Find each line with the word "CORRELATION" and copy it.

Entries from a visual dataset:
========================

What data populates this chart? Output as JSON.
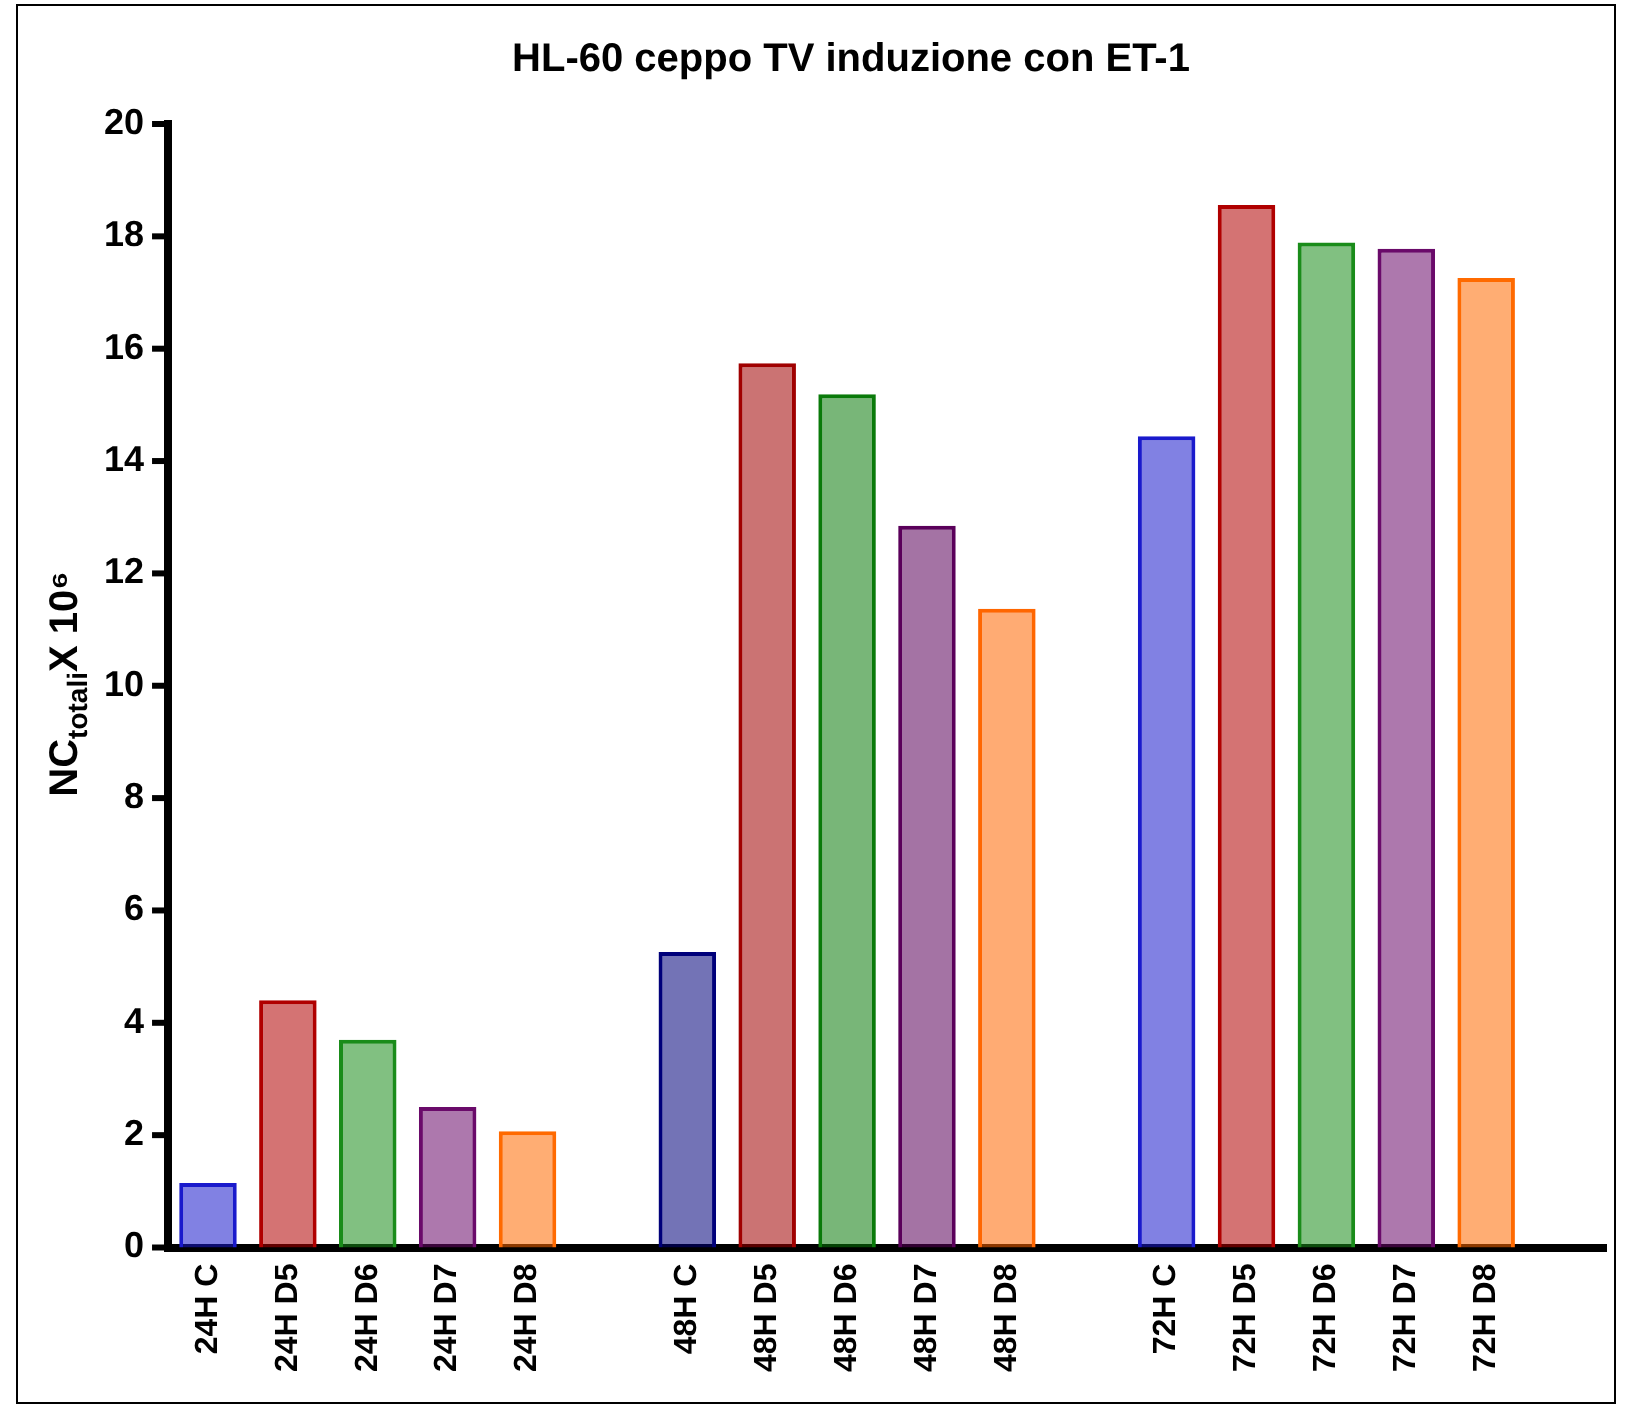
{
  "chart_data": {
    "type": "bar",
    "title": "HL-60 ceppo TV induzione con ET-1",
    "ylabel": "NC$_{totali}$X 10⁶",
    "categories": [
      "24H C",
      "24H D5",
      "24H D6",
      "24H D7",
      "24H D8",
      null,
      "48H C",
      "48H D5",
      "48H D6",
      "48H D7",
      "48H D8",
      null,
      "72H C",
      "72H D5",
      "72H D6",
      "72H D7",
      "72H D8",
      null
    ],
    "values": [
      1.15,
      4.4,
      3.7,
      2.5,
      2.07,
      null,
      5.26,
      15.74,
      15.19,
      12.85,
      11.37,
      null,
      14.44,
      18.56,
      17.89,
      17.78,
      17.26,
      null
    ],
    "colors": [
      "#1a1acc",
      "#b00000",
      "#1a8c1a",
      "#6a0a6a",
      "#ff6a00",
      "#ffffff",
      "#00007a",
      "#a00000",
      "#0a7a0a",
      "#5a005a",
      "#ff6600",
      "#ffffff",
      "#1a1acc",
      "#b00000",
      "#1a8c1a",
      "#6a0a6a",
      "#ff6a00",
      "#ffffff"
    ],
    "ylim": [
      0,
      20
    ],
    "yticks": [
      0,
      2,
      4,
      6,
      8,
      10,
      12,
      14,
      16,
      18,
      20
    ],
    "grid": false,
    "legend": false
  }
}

========================

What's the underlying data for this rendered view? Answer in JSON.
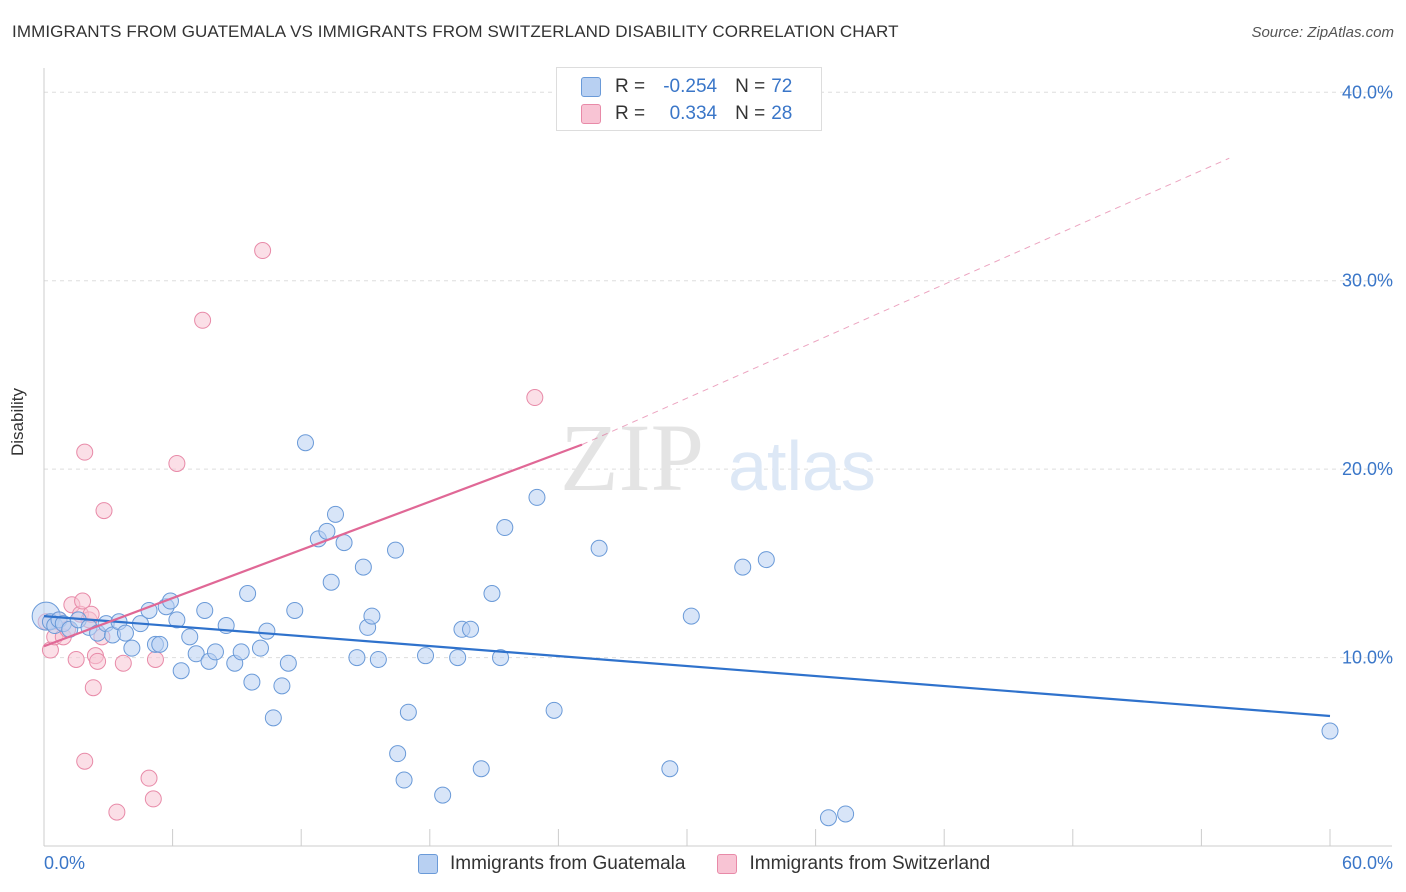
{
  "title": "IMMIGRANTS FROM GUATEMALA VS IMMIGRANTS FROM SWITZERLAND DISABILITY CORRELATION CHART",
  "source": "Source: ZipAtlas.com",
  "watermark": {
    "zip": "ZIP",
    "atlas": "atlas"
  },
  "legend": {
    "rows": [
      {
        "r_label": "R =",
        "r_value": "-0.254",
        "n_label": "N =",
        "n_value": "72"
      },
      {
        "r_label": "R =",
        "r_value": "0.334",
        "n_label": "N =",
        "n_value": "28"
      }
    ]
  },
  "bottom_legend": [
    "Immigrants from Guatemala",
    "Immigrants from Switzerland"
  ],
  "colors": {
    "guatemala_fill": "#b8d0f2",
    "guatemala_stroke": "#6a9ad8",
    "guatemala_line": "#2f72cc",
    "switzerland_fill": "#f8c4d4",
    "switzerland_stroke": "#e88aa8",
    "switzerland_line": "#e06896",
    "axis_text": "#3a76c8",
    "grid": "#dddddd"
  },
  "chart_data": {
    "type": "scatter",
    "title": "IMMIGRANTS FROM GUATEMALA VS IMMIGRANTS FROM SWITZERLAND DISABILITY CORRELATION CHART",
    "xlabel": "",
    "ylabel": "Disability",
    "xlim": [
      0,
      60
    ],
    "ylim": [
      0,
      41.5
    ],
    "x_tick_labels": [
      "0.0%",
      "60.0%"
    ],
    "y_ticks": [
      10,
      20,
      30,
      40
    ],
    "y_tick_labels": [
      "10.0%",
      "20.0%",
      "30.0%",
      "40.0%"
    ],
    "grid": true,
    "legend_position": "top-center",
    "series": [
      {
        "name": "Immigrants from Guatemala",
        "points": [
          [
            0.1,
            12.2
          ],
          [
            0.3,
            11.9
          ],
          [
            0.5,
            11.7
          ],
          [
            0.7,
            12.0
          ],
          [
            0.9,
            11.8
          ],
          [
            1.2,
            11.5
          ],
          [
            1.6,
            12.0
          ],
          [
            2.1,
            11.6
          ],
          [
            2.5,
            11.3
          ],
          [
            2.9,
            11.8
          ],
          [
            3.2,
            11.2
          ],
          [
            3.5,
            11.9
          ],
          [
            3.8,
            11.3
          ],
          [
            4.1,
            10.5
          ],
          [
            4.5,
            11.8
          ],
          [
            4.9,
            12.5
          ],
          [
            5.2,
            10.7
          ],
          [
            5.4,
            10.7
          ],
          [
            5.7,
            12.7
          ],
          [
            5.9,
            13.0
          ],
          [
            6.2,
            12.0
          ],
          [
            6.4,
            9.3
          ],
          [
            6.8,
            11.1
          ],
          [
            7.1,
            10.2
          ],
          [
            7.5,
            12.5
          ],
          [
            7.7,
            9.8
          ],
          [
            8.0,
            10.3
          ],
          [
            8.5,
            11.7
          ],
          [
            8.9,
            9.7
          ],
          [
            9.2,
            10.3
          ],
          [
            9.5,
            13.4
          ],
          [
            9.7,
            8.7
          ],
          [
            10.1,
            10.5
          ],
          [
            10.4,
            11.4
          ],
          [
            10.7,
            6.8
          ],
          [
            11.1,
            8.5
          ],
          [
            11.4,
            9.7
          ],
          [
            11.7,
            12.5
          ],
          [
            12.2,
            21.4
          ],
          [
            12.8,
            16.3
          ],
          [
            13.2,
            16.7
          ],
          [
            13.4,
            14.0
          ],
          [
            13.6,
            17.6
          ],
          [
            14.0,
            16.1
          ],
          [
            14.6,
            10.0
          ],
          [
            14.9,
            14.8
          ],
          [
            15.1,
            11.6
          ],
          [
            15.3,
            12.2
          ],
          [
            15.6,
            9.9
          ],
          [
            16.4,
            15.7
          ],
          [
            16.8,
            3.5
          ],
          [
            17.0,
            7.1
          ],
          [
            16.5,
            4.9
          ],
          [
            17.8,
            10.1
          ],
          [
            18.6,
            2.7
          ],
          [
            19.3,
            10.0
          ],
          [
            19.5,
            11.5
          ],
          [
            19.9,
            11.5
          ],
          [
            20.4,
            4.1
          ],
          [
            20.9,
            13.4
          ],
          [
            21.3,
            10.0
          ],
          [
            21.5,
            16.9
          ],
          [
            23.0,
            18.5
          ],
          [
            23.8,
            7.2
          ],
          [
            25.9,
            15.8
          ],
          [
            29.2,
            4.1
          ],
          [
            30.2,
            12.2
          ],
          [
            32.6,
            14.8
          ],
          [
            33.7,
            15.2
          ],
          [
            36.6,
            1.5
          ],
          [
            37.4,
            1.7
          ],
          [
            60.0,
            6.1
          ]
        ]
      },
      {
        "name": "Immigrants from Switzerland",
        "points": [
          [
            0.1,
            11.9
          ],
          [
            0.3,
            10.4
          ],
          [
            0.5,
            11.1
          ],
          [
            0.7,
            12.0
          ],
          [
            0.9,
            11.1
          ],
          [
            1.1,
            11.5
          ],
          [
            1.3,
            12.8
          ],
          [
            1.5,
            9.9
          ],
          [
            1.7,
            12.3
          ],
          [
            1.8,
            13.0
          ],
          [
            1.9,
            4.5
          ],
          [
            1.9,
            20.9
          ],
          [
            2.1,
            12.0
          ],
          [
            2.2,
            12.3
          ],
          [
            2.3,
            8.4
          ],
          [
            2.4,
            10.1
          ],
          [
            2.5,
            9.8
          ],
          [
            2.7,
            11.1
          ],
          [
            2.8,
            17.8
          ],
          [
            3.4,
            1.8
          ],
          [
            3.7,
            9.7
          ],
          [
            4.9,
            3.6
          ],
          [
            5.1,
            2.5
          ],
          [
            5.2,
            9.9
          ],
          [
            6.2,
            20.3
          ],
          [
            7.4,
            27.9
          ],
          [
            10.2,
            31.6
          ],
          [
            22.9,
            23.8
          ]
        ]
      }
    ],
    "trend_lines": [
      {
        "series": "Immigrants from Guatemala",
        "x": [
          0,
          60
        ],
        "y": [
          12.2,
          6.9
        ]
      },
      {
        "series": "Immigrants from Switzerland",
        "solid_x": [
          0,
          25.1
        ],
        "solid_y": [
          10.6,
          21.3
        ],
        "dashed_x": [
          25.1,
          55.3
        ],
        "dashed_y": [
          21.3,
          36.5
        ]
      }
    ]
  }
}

========================

TASK RESPONSE
  "title": "IMMIGRANTS FROM GUATEMALA VS IMMIGRANTS FROM SWITZERLAND DISABILITY CORRELATION CHART",
    "title": "IMMIGRANTS FROM GUATEMALA VS IMMIGRANTS FROM SWITZERLAND DISABILITY CORRELATION CHART",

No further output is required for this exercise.